Task input →
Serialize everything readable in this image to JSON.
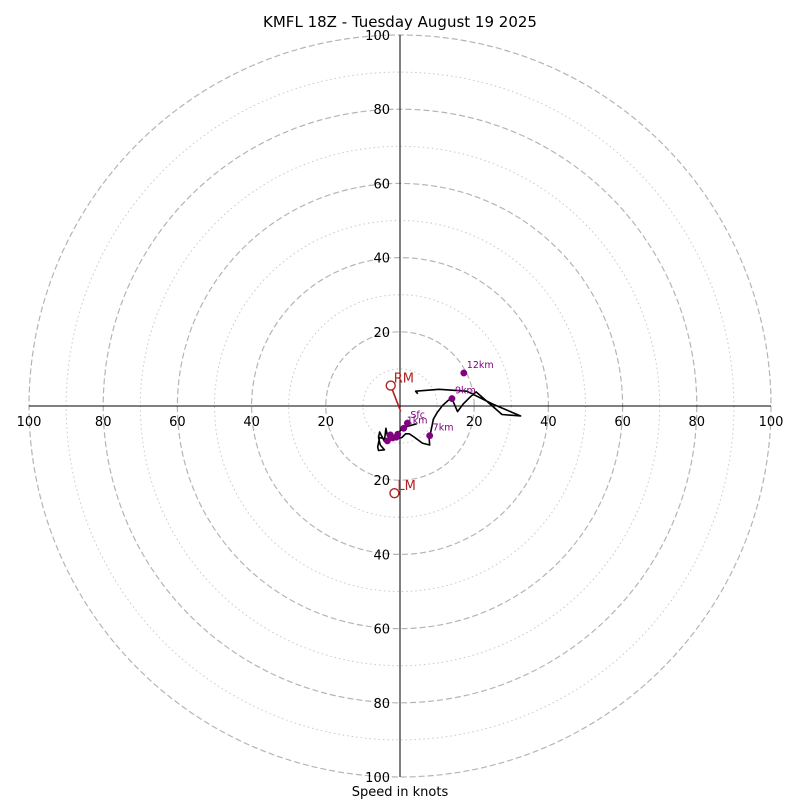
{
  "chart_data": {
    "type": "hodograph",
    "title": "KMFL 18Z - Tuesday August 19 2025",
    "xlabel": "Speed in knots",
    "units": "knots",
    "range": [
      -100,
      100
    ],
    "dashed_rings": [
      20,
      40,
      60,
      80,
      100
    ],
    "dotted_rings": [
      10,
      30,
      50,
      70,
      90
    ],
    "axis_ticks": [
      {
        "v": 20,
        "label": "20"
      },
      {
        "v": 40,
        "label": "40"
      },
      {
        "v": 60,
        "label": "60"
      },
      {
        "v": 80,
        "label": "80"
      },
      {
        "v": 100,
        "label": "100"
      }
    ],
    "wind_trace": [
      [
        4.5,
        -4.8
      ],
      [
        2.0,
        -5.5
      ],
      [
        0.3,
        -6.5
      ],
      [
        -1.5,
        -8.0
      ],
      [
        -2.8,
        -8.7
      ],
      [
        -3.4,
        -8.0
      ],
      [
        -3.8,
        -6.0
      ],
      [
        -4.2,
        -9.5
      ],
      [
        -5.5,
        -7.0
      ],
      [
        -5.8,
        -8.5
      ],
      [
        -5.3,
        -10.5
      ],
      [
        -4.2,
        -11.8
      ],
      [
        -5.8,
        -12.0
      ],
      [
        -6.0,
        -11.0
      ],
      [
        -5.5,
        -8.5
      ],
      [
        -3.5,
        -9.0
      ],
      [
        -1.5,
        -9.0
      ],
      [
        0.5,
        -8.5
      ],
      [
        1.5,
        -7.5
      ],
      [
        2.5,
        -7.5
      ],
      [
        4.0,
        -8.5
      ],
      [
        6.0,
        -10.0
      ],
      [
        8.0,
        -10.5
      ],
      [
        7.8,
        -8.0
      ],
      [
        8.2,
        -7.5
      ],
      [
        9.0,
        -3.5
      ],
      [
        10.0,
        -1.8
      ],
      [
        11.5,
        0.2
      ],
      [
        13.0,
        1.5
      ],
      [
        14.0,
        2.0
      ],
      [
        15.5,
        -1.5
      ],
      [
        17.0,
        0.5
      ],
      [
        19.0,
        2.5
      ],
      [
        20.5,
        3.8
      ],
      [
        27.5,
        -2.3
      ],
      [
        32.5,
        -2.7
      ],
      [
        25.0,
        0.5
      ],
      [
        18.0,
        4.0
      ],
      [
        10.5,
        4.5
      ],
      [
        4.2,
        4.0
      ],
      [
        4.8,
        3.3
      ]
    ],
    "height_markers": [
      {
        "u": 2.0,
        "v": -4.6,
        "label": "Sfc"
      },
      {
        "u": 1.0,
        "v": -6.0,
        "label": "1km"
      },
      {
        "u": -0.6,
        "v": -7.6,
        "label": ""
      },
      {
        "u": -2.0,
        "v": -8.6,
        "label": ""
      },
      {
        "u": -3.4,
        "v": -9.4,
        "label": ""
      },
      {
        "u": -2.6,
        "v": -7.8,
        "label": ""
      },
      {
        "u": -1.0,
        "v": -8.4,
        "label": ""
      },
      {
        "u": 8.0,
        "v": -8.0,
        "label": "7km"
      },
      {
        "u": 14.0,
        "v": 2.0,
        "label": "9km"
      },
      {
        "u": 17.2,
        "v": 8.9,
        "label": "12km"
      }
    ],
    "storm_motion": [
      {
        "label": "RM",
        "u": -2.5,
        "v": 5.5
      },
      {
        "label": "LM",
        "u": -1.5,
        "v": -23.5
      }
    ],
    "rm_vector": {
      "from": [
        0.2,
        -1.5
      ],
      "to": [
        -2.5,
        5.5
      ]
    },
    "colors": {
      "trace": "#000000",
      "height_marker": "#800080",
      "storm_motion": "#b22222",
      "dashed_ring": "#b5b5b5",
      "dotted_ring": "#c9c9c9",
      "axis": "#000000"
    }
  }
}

Directive →
From the entries above, output every line exactly and omit any image.

Full solution →
Serialize everything readable in this image to JSON.
{
  "chart_data": {
    "type": "hodograph",
    "title": "KMFL 18Z - Tuesday August 19 2025",
    "xlabel": "Speed in knots",
    "units": "knots",
    "range": [
      -100,
      100
    ],
    "dashed_rings": [
      20,
      40,
      60,
      80,
      100
    ],
    "dotted_rings": [
      10,
      30,
      50,
      70,
      90
    ],
    "axis_ticks": [
      {
        "v": 20,
        "label": "20"
      },
      {
        "v": 40,
        "label": "40"
      },
      {
        "v": 60,
        "label": "60"
      },
      {
        "v": 80,
        "label": "80"
      },
      {
        "v": 100,
        "label": "100"
      }
    ],
    "wind_trace": [
      [
        4.5,
        -4.8
      ],
      [
        2.0,
        -5.5
      ],
      [
        0.3,
        -6.5
      ],
      [
        -1.5,
        -8.0
      ],
      [
        -2.8,
        -8.7
      ],
      [
        -3.4,
        -8.0
      ],
      [
        -3.8,
        -6.0
      ],
      [
        -4.2,
        -9.5
      ],
      [
        -5.5,
        -7.0
      ],
      [
        -5.8,
        -8.5
      ],
      [
        -5.3,
        -10.5
      ],
      [
        -4.2,
        -11.8
      ],
      [
        -5.8,
        -12.0
      ],
      [
        -6.0,
        -11.0
      ],
      [
        -5.5,
        -8.5
      ],
      [
        -3.5,
        -9.0
      ],
      [
        -1.5,
        -9.0
      ],
      [
        0.5,
        -8.5
      ],
      [
        1.5,
        -7.5
      ],
      [
        2.5,
        -7.5
      ],
      [
        4.0,
        -8.5
      ],
      [
        6.0,
        -10.0
      ],
      [
        8.0,
        -10.5
      ],
      [
        7.8,
        -8.0
      ],
      [
        8.2,
        -7.5
      ],
      [
        9.0,
        -3.5
      ],
      [
        10.0,
        -1.8
      ],
      [
        11.5,
        0.2
      ],
      [
        13.0,
        1.5
      ],
      [
        14.0,
        2.0
      ],
      [
        15.5,
        -1.5
      ],
      [
        17.0,
        0.5
      ],
      [
        19.0,
        2.5
      ],
      [
        20.5,
        3.8
      ],
      [
        27.5,
        -2.3
      ],
      [
        32.5,
        -2.7
      ],
      [
        25.0,
        0.5
      ],
      [
        18.0,
        4.0
      ],
      [
        10.5,
        4.5
      ],
      [
        4.2,
        4.0
      ],
      [
        4.8,
        3.3
      ]
    ],
    "height_markers": [
      {
        "u": 2.0,
        "v": -4.6,
        "label": "Sfc"
      },
      {
        "u": 1.0,
        "v": -6.0,
        "label": "1km"
      },
      {
        "u": -0.6,
        "v": -7.6,
        "label": ""
      },
      {
        "u": -2.0,
        "v": -8.6,
        "label": ""
      },
      {
        "u": -3.4,
        "v": -9.4,
        "label": ""
      },
      {
        "u": -2.6,
        "v": -7.8,
        "label": ""
      },
      {
        "u": -1.0,
        "v": -8.4,
        "label": ""
      },
      {
        "u": 8.0,
        "v": -8.0,
        "label": "7km"
      },
      {
        "u": 14.0,
        "v": 2.0,
        "label": "9km"
      },
      {
        "u": 17.2,
        "v": 8.9,
        "label": "12km"
      }
    ],
    "storm_motion": [
      {
        "label": "RM",
        "u": -2.5,
        "v": 5.5
      },
      {
        "label": "LM",
        "u": -1.5,
        "v": -23.5
      }
    ],
    "rm_vector": {
      "from": [
        0.2,
        -1.5
      ],
      "to": [
        -2.5,
        5.5
      ]
    },
    "colors": {
      "trace": "#000000",
      "height_marker": "#800080",
      "storm_motion": "#b22222",
      "dashed_ring": "#b5b5b5",
      "dotted_ring": "#c9c9c9",
      "axis": "#000000"
    }
  }
}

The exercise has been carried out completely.